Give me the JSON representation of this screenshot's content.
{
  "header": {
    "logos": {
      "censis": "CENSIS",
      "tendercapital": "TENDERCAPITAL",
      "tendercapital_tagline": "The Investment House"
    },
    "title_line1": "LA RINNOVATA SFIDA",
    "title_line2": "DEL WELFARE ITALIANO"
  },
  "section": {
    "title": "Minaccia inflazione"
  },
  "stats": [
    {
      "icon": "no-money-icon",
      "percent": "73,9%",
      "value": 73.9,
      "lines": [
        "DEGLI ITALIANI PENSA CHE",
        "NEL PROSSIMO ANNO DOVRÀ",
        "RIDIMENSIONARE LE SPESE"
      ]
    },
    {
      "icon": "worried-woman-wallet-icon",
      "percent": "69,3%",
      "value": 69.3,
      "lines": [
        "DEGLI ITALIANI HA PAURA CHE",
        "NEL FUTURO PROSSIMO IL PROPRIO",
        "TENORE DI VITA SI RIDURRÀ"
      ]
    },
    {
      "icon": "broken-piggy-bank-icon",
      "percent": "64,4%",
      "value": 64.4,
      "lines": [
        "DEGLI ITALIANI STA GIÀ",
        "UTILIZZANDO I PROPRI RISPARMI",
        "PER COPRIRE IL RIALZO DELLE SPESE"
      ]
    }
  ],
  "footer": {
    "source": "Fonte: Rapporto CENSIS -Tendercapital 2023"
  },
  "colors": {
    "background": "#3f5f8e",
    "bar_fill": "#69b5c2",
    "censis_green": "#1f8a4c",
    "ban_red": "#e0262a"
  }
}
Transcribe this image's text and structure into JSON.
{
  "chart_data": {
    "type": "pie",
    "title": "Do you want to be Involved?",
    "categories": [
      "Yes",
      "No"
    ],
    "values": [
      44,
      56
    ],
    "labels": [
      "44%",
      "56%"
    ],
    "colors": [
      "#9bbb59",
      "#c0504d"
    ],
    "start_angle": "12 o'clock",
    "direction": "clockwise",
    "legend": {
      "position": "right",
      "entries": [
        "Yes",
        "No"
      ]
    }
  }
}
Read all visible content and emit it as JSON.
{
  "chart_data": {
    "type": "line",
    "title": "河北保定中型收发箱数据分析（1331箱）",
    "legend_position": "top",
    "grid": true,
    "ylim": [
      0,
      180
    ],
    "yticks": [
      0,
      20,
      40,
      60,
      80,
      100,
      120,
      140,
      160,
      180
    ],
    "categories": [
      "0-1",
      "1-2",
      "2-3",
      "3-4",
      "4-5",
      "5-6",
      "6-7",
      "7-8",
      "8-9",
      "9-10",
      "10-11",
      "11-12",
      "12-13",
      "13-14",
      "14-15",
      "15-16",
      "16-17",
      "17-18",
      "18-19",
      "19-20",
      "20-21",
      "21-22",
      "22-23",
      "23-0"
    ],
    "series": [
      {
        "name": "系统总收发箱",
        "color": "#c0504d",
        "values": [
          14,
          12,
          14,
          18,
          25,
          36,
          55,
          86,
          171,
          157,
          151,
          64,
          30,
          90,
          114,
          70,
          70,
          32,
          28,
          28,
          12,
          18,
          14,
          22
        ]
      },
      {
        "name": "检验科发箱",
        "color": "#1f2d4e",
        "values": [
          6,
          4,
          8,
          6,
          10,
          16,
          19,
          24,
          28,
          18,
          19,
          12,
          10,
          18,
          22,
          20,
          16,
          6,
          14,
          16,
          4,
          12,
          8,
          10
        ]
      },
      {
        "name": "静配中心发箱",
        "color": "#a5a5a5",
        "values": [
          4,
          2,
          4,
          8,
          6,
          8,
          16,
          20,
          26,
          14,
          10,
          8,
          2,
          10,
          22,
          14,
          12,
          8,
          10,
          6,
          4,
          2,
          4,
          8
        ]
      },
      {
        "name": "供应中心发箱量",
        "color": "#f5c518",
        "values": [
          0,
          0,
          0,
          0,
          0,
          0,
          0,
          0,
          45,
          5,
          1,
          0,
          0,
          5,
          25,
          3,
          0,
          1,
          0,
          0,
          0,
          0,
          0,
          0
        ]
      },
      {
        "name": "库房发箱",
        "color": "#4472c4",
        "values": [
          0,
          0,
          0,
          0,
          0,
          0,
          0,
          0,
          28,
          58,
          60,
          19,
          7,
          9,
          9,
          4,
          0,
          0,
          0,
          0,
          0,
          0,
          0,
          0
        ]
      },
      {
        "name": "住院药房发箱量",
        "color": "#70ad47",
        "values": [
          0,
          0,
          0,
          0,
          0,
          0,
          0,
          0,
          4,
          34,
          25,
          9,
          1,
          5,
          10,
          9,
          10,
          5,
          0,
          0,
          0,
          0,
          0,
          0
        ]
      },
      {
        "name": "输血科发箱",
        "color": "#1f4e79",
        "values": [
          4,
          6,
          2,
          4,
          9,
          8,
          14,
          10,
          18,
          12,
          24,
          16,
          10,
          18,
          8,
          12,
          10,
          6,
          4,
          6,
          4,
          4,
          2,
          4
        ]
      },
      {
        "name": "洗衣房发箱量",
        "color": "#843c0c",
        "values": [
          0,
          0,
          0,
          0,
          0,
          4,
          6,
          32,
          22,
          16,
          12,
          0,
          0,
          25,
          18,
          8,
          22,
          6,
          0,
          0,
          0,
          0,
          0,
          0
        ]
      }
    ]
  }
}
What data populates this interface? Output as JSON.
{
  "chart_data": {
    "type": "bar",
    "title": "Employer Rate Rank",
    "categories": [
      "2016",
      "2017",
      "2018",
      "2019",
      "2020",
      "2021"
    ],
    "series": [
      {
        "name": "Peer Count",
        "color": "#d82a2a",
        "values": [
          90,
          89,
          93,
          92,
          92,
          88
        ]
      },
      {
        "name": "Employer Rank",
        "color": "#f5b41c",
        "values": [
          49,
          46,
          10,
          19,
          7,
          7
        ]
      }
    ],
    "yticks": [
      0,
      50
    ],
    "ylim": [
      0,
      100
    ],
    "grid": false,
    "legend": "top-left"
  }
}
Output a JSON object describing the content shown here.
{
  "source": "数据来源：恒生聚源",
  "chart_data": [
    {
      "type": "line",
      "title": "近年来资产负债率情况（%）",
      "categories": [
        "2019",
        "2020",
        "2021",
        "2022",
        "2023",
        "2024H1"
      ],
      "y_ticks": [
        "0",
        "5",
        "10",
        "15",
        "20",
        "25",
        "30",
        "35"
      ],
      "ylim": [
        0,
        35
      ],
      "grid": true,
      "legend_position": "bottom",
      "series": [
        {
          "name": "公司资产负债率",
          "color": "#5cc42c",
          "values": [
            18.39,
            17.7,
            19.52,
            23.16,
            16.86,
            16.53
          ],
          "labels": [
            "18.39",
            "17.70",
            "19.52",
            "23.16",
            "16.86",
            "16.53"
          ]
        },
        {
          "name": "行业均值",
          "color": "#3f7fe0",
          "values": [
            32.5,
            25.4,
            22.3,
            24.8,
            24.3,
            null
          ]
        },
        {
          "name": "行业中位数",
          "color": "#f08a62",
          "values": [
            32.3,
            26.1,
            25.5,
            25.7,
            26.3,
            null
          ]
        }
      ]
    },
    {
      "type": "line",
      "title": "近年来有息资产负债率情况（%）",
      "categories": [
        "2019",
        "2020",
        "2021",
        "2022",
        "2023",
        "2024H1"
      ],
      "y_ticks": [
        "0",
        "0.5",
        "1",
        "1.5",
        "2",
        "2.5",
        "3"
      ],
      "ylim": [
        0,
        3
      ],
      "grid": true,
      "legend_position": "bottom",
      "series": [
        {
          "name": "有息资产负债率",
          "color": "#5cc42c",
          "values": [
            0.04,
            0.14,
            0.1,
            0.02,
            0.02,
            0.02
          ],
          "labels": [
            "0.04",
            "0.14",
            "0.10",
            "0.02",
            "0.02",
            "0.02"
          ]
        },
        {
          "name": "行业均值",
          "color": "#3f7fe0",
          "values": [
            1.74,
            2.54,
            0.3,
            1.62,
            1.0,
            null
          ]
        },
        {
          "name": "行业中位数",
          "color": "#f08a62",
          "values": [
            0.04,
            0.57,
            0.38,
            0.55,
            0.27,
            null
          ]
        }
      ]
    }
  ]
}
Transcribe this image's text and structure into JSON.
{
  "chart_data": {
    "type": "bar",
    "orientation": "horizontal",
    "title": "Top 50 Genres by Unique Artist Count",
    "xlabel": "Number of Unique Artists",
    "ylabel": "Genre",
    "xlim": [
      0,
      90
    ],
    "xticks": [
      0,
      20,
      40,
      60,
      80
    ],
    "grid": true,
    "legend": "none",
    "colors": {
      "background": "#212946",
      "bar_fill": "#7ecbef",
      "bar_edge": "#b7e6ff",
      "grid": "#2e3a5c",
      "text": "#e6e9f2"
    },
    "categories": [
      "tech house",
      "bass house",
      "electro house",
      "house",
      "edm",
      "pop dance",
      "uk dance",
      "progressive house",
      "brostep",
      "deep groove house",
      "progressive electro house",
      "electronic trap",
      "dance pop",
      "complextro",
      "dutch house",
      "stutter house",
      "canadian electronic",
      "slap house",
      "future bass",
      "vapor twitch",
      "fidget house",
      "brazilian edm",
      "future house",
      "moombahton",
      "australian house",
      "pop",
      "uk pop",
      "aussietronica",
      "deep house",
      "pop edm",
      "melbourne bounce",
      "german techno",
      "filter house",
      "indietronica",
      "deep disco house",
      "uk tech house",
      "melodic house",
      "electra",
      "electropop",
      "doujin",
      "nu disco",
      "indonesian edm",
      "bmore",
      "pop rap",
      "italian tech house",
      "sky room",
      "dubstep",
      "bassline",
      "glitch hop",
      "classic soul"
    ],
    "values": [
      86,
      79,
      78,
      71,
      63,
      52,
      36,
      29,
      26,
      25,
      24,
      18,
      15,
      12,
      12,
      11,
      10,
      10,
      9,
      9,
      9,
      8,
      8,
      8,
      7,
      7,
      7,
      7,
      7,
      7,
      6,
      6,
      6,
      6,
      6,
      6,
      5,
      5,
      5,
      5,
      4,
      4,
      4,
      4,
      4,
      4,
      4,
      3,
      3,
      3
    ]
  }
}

WORK TO DO
Select all lines in the listing that include the word "source".

OUTPUT BELOW
    "source": "Fonte: Rapporto CENSIS -Tendercapital 2023"
  "source": "数据来源：恒生聚源",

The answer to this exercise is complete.